(Raw data):
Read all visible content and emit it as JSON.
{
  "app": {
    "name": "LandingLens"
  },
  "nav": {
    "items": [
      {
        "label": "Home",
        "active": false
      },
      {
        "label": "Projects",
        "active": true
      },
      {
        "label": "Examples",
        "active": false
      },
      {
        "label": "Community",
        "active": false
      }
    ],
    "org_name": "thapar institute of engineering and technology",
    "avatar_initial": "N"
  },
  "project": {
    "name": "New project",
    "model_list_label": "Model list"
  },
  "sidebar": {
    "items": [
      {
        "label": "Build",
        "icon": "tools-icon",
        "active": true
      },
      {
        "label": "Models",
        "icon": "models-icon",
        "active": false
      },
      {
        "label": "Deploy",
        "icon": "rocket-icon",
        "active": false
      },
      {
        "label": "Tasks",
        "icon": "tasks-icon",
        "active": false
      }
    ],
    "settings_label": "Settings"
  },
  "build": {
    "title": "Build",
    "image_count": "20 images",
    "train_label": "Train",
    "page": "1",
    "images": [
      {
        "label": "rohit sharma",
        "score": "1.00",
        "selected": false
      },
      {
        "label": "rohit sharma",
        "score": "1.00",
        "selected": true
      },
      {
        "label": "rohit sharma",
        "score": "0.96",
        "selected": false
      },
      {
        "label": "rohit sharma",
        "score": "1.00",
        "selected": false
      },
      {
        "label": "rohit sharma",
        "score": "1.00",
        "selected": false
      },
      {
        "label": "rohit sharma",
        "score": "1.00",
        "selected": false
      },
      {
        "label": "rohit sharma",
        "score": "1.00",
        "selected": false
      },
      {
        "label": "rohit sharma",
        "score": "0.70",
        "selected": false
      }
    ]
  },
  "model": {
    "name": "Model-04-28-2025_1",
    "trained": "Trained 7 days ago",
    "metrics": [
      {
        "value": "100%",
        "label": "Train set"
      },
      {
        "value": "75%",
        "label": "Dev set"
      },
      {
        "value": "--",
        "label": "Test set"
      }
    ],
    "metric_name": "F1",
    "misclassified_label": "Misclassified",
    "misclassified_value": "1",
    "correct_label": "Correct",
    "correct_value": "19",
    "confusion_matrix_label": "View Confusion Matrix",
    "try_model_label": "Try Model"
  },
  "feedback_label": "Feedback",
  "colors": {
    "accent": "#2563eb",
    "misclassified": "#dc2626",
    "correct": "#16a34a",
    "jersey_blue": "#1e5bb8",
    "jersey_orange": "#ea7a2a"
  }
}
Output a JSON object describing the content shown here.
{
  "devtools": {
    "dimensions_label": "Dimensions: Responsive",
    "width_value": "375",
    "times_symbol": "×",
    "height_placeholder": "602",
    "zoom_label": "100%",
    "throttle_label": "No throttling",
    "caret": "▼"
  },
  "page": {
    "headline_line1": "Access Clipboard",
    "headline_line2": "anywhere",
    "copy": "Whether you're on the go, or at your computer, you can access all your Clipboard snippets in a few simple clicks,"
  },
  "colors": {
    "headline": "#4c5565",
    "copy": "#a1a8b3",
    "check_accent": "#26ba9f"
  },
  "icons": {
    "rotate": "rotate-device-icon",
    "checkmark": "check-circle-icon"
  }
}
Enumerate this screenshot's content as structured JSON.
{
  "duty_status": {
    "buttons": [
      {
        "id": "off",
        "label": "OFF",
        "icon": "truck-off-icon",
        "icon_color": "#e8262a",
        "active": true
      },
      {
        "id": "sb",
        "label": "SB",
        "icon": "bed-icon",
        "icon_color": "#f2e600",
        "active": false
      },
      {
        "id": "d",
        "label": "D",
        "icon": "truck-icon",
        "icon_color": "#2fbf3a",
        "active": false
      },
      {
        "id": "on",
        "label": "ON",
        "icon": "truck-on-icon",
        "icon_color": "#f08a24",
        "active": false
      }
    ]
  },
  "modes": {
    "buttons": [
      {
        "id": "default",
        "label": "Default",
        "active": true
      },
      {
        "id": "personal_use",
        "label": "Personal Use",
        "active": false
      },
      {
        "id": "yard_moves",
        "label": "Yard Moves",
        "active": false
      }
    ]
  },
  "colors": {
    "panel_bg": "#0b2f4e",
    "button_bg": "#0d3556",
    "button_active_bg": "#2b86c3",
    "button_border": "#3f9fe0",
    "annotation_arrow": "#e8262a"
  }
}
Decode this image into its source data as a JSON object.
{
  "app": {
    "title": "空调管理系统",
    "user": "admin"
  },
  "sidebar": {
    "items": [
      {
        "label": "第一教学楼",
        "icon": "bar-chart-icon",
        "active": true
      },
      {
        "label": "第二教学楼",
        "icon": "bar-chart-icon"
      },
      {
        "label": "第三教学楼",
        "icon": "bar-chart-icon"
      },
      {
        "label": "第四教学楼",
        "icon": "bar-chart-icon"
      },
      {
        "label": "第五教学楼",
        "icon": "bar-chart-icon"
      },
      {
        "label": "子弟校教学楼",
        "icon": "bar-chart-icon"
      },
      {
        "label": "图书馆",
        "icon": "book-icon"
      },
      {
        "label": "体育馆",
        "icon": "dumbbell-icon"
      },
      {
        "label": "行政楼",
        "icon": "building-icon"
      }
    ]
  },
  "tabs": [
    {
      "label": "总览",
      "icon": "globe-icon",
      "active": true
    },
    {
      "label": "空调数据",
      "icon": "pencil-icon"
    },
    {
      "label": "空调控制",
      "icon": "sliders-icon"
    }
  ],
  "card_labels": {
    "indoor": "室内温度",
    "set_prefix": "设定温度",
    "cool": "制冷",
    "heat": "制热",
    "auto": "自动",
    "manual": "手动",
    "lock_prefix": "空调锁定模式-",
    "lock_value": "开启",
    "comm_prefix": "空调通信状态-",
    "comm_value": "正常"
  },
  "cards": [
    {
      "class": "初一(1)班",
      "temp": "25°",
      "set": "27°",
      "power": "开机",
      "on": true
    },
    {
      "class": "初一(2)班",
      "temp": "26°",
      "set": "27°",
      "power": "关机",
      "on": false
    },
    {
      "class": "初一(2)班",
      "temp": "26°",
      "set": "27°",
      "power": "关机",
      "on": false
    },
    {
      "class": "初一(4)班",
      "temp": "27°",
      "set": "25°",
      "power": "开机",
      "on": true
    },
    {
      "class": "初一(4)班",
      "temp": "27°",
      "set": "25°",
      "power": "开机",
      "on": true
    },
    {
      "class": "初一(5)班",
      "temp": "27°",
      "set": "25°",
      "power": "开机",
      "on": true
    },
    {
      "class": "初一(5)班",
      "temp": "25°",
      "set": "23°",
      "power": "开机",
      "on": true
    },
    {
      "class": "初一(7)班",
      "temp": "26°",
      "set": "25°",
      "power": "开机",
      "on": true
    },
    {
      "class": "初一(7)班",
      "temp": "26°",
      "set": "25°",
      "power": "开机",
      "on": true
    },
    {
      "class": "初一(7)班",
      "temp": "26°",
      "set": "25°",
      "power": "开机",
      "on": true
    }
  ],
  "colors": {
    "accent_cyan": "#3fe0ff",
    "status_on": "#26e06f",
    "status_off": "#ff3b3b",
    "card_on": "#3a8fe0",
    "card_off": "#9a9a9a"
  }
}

(Task goal):
Repeat the entries above exactly, leaving nothing out.

(Result below):
Read all visible content and emit it as JSON.
{
  "app": {
    "name": "LandingLens"
  },
  "nav": {
    "items": [
      {
        "label": "Home",
        "active": false
      },
      {
        "label": "Projects",
        "active": true
      },
      {
        "label": "Examples",
        "active": false
      },
      {
        "label": "Community",
        "active": false
      }
    ],
    "org_name": "thapar institute of engineering and technology",
    "avatar_initial": "N"
  },
  "project": {
    "name": "New project",
    "model_list_label": "Model list"
  },
  "sidebar": {
    "items": [
      {
        "label": "Build",
        "icon": "tools-icon",
        "active": true
      },
      {
        "label": "Models",
        "icon": "models-icon",
        "active": false
      },
      {
        "label": "Deploy",
        "icon": "rocket-icon",
        "active": false
      },
      {
        "label": "Tasks",
        "icon": "tasks-icon",
        "active": false
      }
    ],
    "settings_label": "Settings"
  },
  "build": {
    "title": "Build",
    "image_count": "20 images",
    "train_label": "Train",
    "page": "1",
    "images": [
      {
        "label": "rohit sharma",
        "score": "1.00",
        "selected": false
      },
      {
        "label": "rohit sharma",
        "score": "1.00",
        "selected": true
      },
      {
        "label": "rohit sharma",
        "score": "0.96",
        "selected": false
      },
      {
        "label": "rohit sharma",
        "score": "1.00",
        "selected": false
      },
      {
        "label": "rohit sharma",
        "score": "1.00",
        "selected": false
      },
      {
        "label": "rohit sharma",
        "score": "1.00",
        "selected": false
      },
      {
        "label": "rohit sharma",
        "score": "1.00",
        "selected": false
      },
      {
        "label": "rohit sharma",
        "score": "0.70",
        "selected": false
      }
    ]
  },
  "model": {
    "name": "Model-04-28-2025_1",
    "trained": "Trained 7 days ago",
    "metrics": [
      {
        "value": "100%",
        "label": "Train set"
      },
      {
        "value": "75%",
        "label": "Dev set"
      },
      {
        "value": "--",
        "label": "Test set"
      }
    ],
    "metric_name": "F1",
    "misclassified_label": "Misclassified",
    "misclassified_value": "1",
    "correct_label": "Correct",
    "correct_value": "19",
    "confusion_matrix_label": "View Confusion Matrix",
    "try_model_label": "Try Model"
  },
  "feedback_label": "Feedback",
  "colors": {
    "accent": "#2563eb",
    "misclassified": "#dc2626",
    "correct": "#16a34a",
    "jersey_blue": "#1e5bb8",
    "jersey_orange": "#ea7a2a"
  }
}
Output a JSON object describing the content shown here.
{
  "devtools": {
    "dimensions_label": "Dimensions: Responsive",
    "width_value": "375",
    "times_symbol": "×",
    "height_placeholder": "602",
    "zoom_label": "100%",
    "throttle_label": "No throttling",
    "caret": "▼"
  },
  "page": {
    "headline_line1": "Access Clipboard",
    "headline_line2": "anywhere",
    "copy": "Whether you're on the go, or at your computer, you can access all your Clipboard snippets in a few simple clicks,"
  },
  "colors": {
    "headline": "#4c5565",
    "copy": "#a1a8b3",
    "check_accent": "#26ba9f"
  },
  "icons": {
    "rotate": "rotate-device-icon",
    "checkmark": "check-circle-icon"
  }
}
Enumerate this screenshot's content as structured JSON.
{
  "duty_status": {
    "buttons": [
      {
        "id": "off",
        "label": "OFF",
        "icon": "truck-off-icon",
        "icon_color": "#e8262a",
        "active": true
      },
      {
        "id": "sb",
        "label": "SB",
        "icon": "bed-icon",
        "icon_color": "#f2e600",
        "active": false
      },
      {
        "id": "d",
        "label": "D",
        "icon": "truck-icon",
        "icon_color": "#2fbf3a",
        "active": false
      },
      {
        "id": "on",
        "label": "ON",
        "icon": "truck-on-icon",
        "icon_color": "#f08a24",
        "active": false
      }
    ]
  },
  "modes": {
    "buttons": [
      {
        "id": "default",
        "label": "Default",
        "active": true
      },
      {
        "id": "personal_use",
        "label": "Personal Use",
        "active": false
      },
      {
        "id": "yard_moves",
        "label": "Yard Moves",
        "active": false
      }
    ]
  },
  "colors": {
    "panel_bg": "#0b2f4e",
    "button_bg": "#0d3556",
    "button_active_bg": "#2b86c3",
    "button_border": "#3f9fe0",
    "annotation_arrow": "#e8262a"
  }
}
Decode this image into its source data as a JSON object.
{
  "app": {
    "title": "空调管理系统",
    "user": "admin"
  },
  "sidebar": {
    "items": [
      {
        "label": "第一教学楼",
        "icon": "bar-chart-icon",
        "active": true
      },
      {
        "label": "第二教学楼",
        "icon": "bar-chart-icon"
      },
      {
        "label": "第三教学楼",
        "icon": "bar-chart-icon"
      },
      {
        "label": "第四教学楼",
        "icon": "bar-chart-icon"
      },
      {
        "label": "第五教学楼",
        "icon": "bar-chart-icon"
      },
      {
        "label": "子弟校教学楼",
        "icon": "bar-chart-icon"
      },
      {
        "label": "图书馆",
        "icon": "book-icon"
      },
      {
        "label": "体育馆",
        "icon": "dumbbell-icon"
      },
      {
        "label": "行政楼",
        "icon": "building-icon"
      }
    ]
  },
  "tabs": [
    {
      "label": "总览",
      "icon": "globe-icon",
      "active": true
    },
    {
      "label": "空调数据",
      "icon": "pencil-icon"
    },
    {
      "label": "空调控制",
      "icon": "sliders-icon"
    }
  ],
  "card_labels": {
    "indoor": "室内温度",
    "set_prefix": "设定温度",
    "cool": "制冷",
    "heat": "制热",
    "auto": "自动",
    "manual": "手动",
    "lock_prefix": "空调锁定模式-",
    "lock_value": "开启",
    "comm_prefix": "空调通信状态-",
    "comm_value": "正常"
  },
  "cards": [
    {
      "class": "初一(1)班",
      "temp": "25°",
      "set": "27°",
      "power": "开机",
      "on": true
    },
    {
      "class": "初一(2)班",
      "temp": "26°",
      "set": "27°",
      "power": "关机",
      "on": false
    },
    {
      "class": "初一(2)班",
      "temp": "26°",
      "set": "27°",
      "power": "关机",
      "on": false
    },
    {
      "class": "初一(4)班",
      "temp": "27°",
      "set": "25°",
      "power": "开机",
      "on": true
    },
    {
      "class": "初一(4)班",
      "temp": "27°",
      "set": "25°",
      "power": "开机",
      "on": true
    },
    {
      "class": "初一(5)班",
      "temp": "27°",
      "set": "25°",
      "power": "开机",
      "on": true
    },
    {
      "class": "初一(5)班",
      "temp": "25°",
      "set": "23°",
      "power": "开机",
      "on": true
    },
    {
      "class": "初一(7)班",
      "temp": "26°",
      "set": "25°",
      "power": "开机",
      "on": true
    },
    {
      "class": "初一(7)班",
      "temp": "26°",
      "set": "25°",
      "power": "开机",
      "on": true
    },
    {
      "class": "初一(7)班",
      "temp": "26°",
      "set": "25°",
      "power": "开机",
      "on": true
    }
  ],
  "colors": {
    "accent_cyan": "#3fe0ff",
    "status_on": "#26e06f",
    "status_off": "#ff3b3b",
    "card_on": "#3a8fe0",
    "card_off": "#9a9a9a"
  }
}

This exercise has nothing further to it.